Problem description ->
Omit every picture and output the rest of the records exactly as they are.

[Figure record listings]

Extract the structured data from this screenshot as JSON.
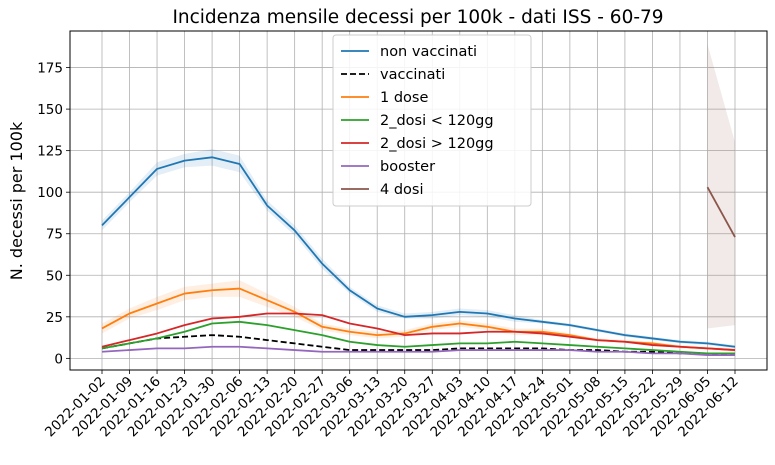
{
  "chart_data": {
    "type": "line",
    "title": "Incidenza mensile decessi per 100k - dati ISS - 60-79",
    "xlabel": "",
    "ylabel": "N. decessi per 100k",
    "ylim": [
      -7,
      197
    ],
    "yticks": [
      0,
      25,
      50,
      75,
      100,
      125,
      150,
      175
    ],
    "grid": true,
    "legend_position": "top-center",
    "categories": [
      "2022-01-02",
      "2022-01-09",
      "2022-01-16",
      "2022-01-23",
      "2022-01-30",
      "2022-02-06",
      "2022-02-13",
      "2022-02-20",
      "2022-02-27",
      "2022-03-06",
      "2022-03-13",
      "2022-03-20",
      "2022-03-27",
      "2022-04-03",
      "2022-04-10",
      "2022-04-17",
      "2022-04-24",
      "2022-05-01",
      "2022-05-08",
      "2022-05-15",
      "2022-05-22",
      "2022-05-29",
      "2022-06-05",
      "2022-06-12"
    ],
    "series": [
      {
        "name": "non vaccinati",
        "color": "#1f77b4",
        "dash": "solid",
        "values": [
          80,
          97,
          114,
          119,
          121,
          117,
          92,
          77,
          57,
          41,
          30,
          25,
          26,
          28,
          27,
          24,
          22,
          20,
          17,
          14,
          12,
          10,
          9,
          7
        ],
        "band_lower": [
          77,
          94,
          110,
          115,
          116,
          112,
          89,
          74,
          54,
          39,
          28,
          24,
          24,
          26,
          25,
          22,
          21,
          19,
          16,
          13,
          11,
          9,
          8,
          6
        ],
        "band_upper": [
          83,
          100,
          118,
          123,
          126,
          122,
          95,
          80,
          60,
          43,
          32,
          27,
          28,
          30,
          29,
          26,
          23,
          21,
          18,
          15,
          13,
          11,
          10,
          8
        ]
      },
      {
        "name": "vaccinati",
        "color": "#000000",
        "dash": "dashed",
        "values": [
          6,
          9,
          12,
          13,
          14,
          13,
          11,
          9,
          7,
          5,
          5,
          5,
          5,
          6,
          6,
          6,
          6,
          5,
          5,
          4,
          4,
          3,
          3,
          2
        ]
      },
      {
        "name": "1 dose",
        "color": "#ff7f0e",
        "dash": "solid",
        "values": [
          18,
          27,
          33,
          39,
          41,
          42,
          35,
          28,
          19,
          16,
          14,
          15,
          19,
          21,
          19,
          16,
          16,
          14,
          11,
          10,
          9,
          7,
          6,
          5
        ],
        "band_lower": [
          15,
          24,
          29,
          35,
          37,
          37,
          31,
          25,
          17,
          14,
          12,
          13,
          17,
          19,
          17,
          14,
          14,
          13,
          10,
          9,
          8,
          6,
          5,
          4
        ],
        "band_upper": [
          21,
          30,
          37,
          43,
          45,
          47,
          39,
          31,
          21,
          18,
          16,
          17,
          21,
          23,
          21,
          18,
          18,
          15,
          12,
          11,
          10,
          8,
          7,
          6
        ]
      },
      {
        "name": "2_dosi < 120gg",
        "color": "#2ca02c",
        "dash": "solid",
        "values": [
          6,
          9,
          12,
          16,
          21,
          22,
          20,
          17,
          14,
          10,
          8,
          7,
          8,
          9,
          9,
          10,
          9,
          8,
          7,
          6,
          5,
          4,
          3,
          3
        ]
      },
      {
        "name": "2_dosi > 120gg",
        "color": "#d62728",
        "dash": "solid",
        "values": [
          7,
          11,
          15,
          20,
          24,
          25,
          27,
          27,
          26,
          21,
          18,
          14,
          15,
          15,
          16,
          16,
          15,
          13,
          11,
          10,
          8,
          7,
          6,
          5
        ]
      },
      {
        "name": "booster",
        "color": "#9467bd",
        "dash": "solid",
        "values": [
          4,
          5,
          6,
          6,
          7,
          7,
          6,
          5,
          4,
          4,
          4,
          4,
          4,
          5,
          5,
          5,
          5,
          5,
          4,
          4,
          3,
          3,
          2,
          2
        ]
      },
      {
        "name": "4 dosi",
        "color": "#8c564b",
        "dash": "solid",
        "values": [
          null,
          null,
          null,
          null,
          null,
          null,
          null,
          null,
          null,
          null,
          null,
          null,
          null,
          null,
          null,
          null,
          null,
          null,
          null,
          null,
          null,
          null,
          103,
          73
        ],
        "band_lower": [
          null,
          null,
          null,
          null,
          null,
          null,
          null,
          null,
          null,
          null,
          null,
          null,
          null,
          null,
          null,
          null,
          null,
          null,
          null,
          null,
          null,
          null,
          18,
          20
        ],
        "band_upper": [
          null,
          null,
          null,
          null,
          null,
          null,
          null,
          null,
          null,
          null,
          null,
          null,
          null,
          null,
          null,
          null,
          null,
          null,
          null,
          null,
          null,
          null,
          189,
          130
        ]
      }
    ]
  }
}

Task response ->
Extract the structured data from this screenshot as JSON.
{
  "chart_data": {
    "type": "line",
    "title": "Incidenza mensile decessi per 100k - dati ISS - 60-79",
    "xlabel": "",
    "ylabel": "N. decessi per 100k",
    "ylim": [
      -7,
      197
    ],
    "yticks": [
      0,
      25,
      50,
      75,
      100,
      125,
      150,
      175
    ],
    "grid": true,
    "legend_position": "top-center",
    "categories": [
      "2022-01-02",
      "2022-01-09",
      "2022-01-16",
      "2022-01-23",
      "2022-01-30",
      "2022-02-06",
      "2022-02-13",
      "2022-02-20",
      "2022-02-27",
      "2022-03-06",
      "2022-03-13",
      "2022-03-20",
      "2022-03-27",
      "2022-04-03",
      "2022-04-10",
      "2022-04-17",
      "2022-04-24",
      "2022-05-01",
      "2022-05-08",
      "2022-05-15",
      "2022-05-22",
      "2022-05-29",
      "2022-06-05",
      "2022-06-12"
    ],
    "series": [
      {
        "name": "non vaccinati",
        "color": "#1f77b4",
        "dash": "solid",
        "values": [
          80,
          97,
          114,
          119,
          121,
          117,
          92,
          77,
          57,
          41,
          30,
          25,
          26,
          28,
          27,
          24,
          22,
          20,
          17,
          14,
          12,
          10,
          9,
          7
        ],
        "band_lower": [
          77,
          94,
          110,
          115,
          116,
          112,
          89,
          74,
          54,
          39,
          28,
          24,
          24,
          26,
          25,
          22,
          21,
          19,
          16,
          13,
          11,
          9,
          8,
          6
        ],
        "band_upper": [
          83,
          100,
          118,
          123,
          126,
          122,
          95,
          80,
          60,
          43,
          32,
          27,
          28,
          30,
          29,
          26,
          23,
          21,
          18,
          15,
          13,
          11,
          10,
          8
        ]
      },
      {
        "name": "vaccinati",
        "color": "#000000",
        "dash": "dashed",
        "values": [
          6,
          9,
          12,
          13,
          14,
          13,
          11,
          9,
          7,
          5,
          5,
          5,
          5,
          6,
          6,
          6,
          6,
          5,
          5,
          4,
          4,
          3,
          3,
          2
        ]
      },
      {
        "name": "1 dose",
        "color": "#ff7f0e",
        "dash": "solid",
        "values": [
          18,
          27,
          33,
          39,
          41,
          42,
          35,
          28,
          19,
          16,
          14,
          15,
          19,
          21,
          19,
          16,
          16,
          14,
          11,
          10,
          9,
          7,
          6,
          5
        ],
        "band_lower": [
          15,
          24,
          29,
          35,
          37,
          37,
          31,
          25,
          17,
          14,
          12,
          13,
          17,
          19,
          17,
          14,
          14,
          13,
          10,
          9,
          8,
          6,
          5,
          4
        ],
        "band_upper": [
          21,
          30,
          37,
          43,
          45,
          47,
          39,
          31,
          21,
          18,
          16,
          17,
          21,
          23,
          21,
          18,
          18,
          15,
          12,
          11,
          10,
          8,
          7,
          6
        ]
      },
      {
        "name": "2_dosi < 120gg",
        "color": "#2ca02c",
        "dash": "solid",
        "values": [
          6,
          9,
          12,
          16,
          21,
          22,
          20,
          17,
          14,
          10,
          8,
          7,
          8,
          9,
          9,
          10,
          9,
          8,
          7,
          6,
          5,
          4,
          3,
          3
        ]
      },
      {
        "name": "2_dosi > 120gg",
        "color": "#d62728",
        "dash": "solid",
        "values": [
          7,
          11,
          15,
          20,
          24,
          25,
          27,
          27,
          26,
          21,
          18,
          14,
          15,
          15,
          16,
          16,
          15,
          13,
          11,
          10,
          8,
          7,
          6,
          5
        ]
      },
      {
        "name": "booster",
        "color": "#9467bd",
        "dash": "solid",
        "values": [
          4,
          5,
          6,
          6,
          7,
          7,
          6,
          5,
          4,
          4,
          4,
          4,
          4,
          5,
          5,
          5,
          5,
          5,
          4,
          4,
          3,
          3,
          2,
          2
        ]
      },
      {
        "name": "4 dosi",
        "color": "#8c564b",
        "dash": "solid",
        "values": [
          null,
          null,
          null,
          null,
          null,
          null,
          null,
          null,
          null,
          null,
          null,
          null,
          null,
          null,
          null,
          null,
          null,
          null,
          null,
          null,
          null,
          null,
          103,
          73
        ],
        "band_lower": [
          null,
          null,
          null,
          null,
          null,
          null,
          null,
          null,
          null,
          null,
          null,
          null,
          null,
          null,
          null,
          null,
          null,
          null,
          null,
          null,
          null,
          null,
          18,
          20
        ],
        "band_upper": [
          null,
          null,
          null,
          null,
          null,
          null,
          null,
          null,
          null,
          null,
          null,
          null,
          null,
          null,
          null,
          null,
          null,
          null,
          null,
          null,
          null,
          null,
          189,
          130
        ]
      }
    ]
  }
}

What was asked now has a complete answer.